• **Task requirements**:
List every criterion that the passage on the proposed tax bill says a tax structure should meet.

• **Source passage**:
# # # # # # #

Tax structure cannot and should be seen as a mere revenue generation exercise- it is an important pillar of financial infrastructure of a nation. A tax structure which meets the criteria of certainty, ability to pay, convenience to pay and lesser collection cost is a sine qua non to sustain a growth oriented structure of a economy. It is really heartening to see that the proposed bill meets all these criteria and something more.
For individuals, the proposed rate is likely to be 10% for income upto 10 lakhs, 20% upto 25 lakhs and 30% above that. Incentive to save is likely to rise to 3 lakhs from the present 1 lakh. Corporate taxes are likely to be revised downward to 25%. Security Transaction tax is likely to be scrapped. Wealth tax is likely to be 0.25% for wealth above 50 crores. These rates compares well with rates applicable in other countries. The bill proposes to maintain better tax treatment to women, as compared to men, which may not go down well on the gender equality. There is no valid reason to be gender biased in taxation laws.

# # # # # # #

• **Entries shown**:
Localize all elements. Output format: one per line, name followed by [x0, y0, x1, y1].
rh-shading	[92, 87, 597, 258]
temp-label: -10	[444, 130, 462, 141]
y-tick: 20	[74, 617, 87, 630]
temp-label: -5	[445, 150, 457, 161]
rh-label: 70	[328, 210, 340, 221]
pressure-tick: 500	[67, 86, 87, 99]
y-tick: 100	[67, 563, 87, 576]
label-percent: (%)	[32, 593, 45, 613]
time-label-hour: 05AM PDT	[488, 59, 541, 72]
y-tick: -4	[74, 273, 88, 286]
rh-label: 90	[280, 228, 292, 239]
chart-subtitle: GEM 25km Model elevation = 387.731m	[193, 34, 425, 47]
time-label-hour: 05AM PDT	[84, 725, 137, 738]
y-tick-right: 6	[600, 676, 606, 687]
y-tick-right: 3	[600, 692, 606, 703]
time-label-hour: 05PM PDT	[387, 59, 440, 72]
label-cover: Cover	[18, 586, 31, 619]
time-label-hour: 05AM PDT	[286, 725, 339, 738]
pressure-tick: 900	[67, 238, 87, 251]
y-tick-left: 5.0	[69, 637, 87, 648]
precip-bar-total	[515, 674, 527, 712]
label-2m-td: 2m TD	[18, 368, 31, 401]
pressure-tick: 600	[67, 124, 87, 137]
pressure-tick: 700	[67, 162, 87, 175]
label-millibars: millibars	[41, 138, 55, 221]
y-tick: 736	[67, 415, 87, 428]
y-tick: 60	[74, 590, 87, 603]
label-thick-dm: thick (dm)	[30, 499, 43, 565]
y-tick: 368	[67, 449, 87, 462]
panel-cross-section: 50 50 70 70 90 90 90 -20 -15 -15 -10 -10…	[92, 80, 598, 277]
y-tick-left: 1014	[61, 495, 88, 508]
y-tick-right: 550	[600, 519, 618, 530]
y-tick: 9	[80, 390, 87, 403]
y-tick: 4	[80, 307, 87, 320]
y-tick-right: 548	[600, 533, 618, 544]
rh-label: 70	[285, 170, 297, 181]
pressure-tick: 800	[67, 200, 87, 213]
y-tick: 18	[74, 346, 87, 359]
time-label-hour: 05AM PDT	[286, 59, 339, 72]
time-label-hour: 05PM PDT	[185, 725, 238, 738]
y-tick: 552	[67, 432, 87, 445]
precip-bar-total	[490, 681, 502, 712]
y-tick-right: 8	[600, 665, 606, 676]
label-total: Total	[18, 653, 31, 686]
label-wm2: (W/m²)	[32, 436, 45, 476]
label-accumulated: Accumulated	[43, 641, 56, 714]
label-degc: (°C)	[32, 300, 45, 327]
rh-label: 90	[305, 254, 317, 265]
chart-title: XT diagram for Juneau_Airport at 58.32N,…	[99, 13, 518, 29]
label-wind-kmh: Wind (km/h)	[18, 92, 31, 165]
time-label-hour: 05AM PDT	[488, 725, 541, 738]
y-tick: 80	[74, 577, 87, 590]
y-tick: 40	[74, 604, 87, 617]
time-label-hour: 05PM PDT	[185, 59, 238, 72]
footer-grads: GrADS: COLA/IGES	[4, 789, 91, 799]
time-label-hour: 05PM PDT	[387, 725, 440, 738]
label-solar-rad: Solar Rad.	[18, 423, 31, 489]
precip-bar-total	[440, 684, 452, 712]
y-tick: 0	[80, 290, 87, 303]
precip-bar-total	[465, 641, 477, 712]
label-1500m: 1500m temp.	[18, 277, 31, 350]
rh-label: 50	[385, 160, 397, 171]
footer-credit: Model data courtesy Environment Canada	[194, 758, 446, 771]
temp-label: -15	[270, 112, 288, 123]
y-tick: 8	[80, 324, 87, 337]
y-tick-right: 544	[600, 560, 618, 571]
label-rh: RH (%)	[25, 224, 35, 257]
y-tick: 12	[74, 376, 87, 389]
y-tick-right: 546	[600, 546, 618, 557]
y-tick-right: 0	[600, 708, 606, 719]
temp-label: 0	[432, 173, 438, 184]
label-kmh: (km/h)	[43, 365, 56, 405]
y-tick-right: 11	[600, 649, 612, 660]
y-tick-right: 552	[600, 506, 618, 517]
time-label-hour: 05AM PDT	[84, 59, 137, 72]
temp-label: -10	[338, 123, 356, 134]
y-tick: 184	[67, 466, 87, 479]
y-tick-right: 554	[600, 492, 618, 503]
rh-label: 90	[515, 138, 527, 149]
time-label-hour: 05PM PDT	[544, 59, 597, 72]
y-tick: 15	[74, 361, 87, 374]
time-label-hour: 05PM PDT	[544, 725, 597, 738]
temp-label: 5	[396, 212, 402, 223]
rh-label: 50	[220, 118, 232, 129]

# # # # # # #

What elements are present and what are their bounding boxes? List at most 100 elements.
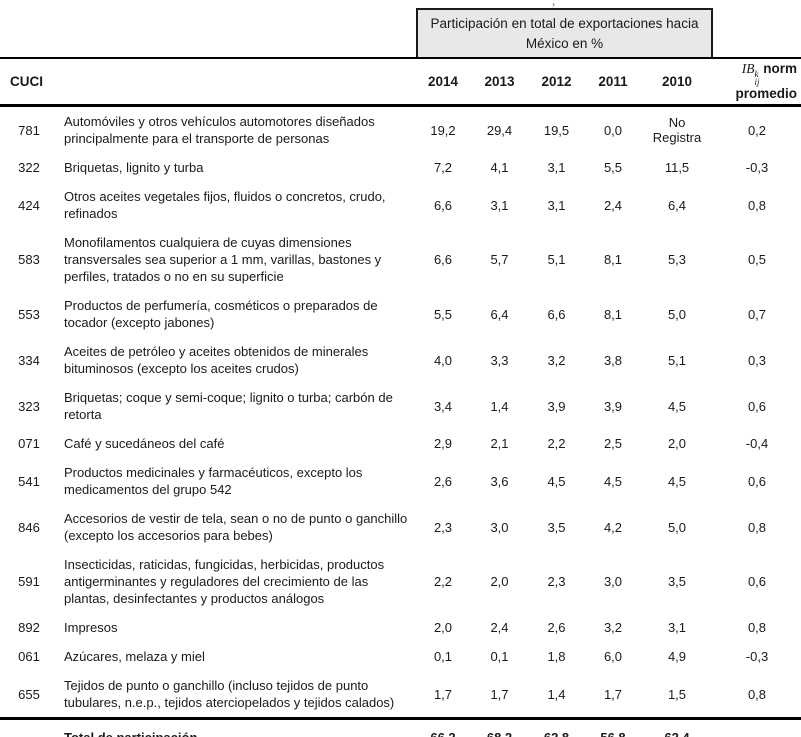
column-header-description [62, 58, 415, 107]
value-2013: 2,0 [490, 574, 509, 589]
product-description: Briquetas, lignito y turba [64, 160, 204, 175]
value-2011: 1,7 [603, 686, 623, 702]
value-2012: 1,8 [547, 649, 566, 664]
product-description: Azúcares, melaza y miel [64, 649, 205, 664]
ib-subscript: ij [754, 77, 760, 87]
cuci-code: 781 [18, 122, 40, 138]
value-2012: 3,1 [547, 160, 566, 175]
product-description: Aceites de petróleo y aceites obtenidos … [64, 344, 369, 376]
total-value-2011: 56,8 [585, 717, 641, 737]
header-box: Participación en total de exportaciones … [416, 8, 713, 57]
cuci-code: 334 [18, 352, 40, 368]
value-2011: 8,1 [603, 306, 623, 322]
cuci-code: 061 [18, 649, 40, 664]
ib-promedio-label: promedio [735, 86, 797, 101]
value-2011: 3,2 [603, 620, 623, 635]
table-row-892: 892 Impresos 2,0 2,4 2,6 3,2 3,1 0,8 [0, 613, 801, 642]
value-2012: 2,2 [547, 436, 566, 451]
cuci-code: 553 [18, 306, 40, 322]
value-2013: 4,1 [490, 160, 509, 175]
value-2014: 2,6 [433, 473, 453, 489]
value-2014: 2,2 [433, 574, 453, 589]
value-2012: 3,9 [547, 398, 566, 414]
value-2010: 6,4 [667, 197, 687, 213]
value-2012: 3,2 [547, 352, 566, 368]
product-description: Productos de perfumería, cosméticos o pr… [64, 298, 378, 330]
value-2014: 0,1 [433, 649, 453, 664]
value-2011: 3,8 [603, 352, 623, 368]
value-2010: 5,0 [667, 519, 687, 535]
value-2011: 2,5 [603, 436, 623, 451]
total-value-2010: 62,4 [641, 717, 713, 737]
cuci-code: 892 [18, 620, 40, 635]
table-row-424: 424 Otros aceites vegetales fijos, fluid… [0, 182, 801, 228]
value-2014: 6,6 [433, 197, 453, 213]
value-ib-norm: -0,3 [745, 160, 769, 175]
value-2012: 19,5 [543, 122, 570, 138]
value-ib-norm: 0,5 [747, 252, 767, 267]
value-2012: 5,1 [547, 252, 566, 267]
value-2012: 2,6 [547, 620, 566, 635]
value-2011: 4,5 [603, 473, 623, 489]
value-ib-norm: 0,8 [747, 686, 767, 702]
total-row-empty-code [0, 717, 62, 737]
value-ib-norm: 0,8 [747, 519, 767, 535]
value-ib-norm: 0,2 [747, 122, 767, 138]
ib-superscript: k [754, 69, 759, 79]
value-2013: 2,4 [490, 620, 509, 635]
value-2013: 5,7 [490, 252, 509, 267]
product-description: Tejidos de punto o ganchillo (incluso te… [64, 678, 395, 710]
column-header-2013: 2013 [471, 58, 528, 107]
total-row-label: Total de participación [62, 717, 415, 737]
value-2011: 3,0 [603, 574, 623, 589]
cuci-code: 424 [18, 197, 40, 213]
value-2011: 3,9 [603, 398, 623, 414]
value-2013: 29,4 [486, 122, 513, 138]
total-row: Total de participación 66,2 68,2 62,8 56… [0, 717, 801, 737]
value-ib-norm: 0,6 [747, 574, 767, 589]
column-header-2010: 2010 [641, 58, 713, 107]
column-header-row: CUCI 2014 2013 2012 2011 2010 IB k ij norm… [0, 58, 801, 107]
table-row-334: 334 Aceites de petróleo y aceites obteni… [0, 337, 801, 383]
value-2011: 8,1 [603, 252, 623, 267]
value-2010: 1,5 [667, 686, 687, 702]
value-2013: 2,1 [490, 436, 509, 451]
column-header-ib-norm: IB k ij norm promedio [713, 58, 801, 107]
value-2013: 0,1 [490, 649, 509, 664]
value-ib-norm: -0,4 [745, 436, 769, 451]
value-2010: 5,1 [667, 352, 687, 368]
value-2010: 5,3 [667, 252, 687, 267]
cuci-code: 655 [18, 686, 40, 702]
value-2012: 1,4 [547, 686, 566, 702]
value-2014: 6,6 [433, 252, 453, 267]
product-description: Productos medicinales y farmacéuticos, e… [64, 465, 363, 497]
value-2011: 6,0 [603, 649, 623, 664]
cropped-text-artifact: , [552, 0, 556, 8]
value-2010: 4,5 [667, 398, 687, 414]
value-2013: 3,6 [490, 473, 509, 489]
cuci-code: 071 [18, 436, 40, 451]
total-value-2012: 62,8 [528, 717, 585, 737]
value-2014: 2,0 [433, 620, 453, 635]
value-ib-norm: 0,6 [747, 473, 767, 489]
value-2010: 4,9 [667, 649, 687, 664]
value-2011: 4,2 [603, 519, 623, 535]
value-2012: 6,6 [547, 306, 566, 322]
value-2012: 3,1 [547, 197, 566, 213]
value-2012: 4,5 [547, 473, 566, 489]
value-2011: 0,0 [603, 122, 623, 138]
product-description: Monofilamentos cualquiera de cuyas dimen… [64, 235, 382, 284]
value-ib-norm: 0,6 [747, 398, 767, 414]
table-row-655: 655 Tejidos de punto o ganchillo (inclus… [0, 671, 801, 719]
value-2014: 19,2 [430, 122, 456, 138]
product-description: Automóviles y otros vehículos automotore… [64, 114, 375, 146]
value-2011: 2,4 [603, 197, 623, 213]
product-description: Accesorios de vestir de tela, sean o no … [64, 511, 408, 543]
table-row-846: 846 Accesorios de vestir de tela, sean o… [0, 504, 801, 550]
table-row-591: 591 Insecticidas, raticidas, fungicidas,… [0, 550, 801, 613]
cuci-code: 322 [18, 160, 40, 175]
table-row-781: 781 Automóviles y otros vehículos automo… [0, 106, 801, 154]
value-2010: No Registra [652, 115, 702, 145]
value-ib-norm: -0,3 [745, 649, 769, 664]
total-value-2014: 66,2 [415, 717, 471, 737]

# # # # # # #

• **Solution to this exercise**:
- Certainty
- Ability to pay
- Convenience to pay
- Lesser collection cost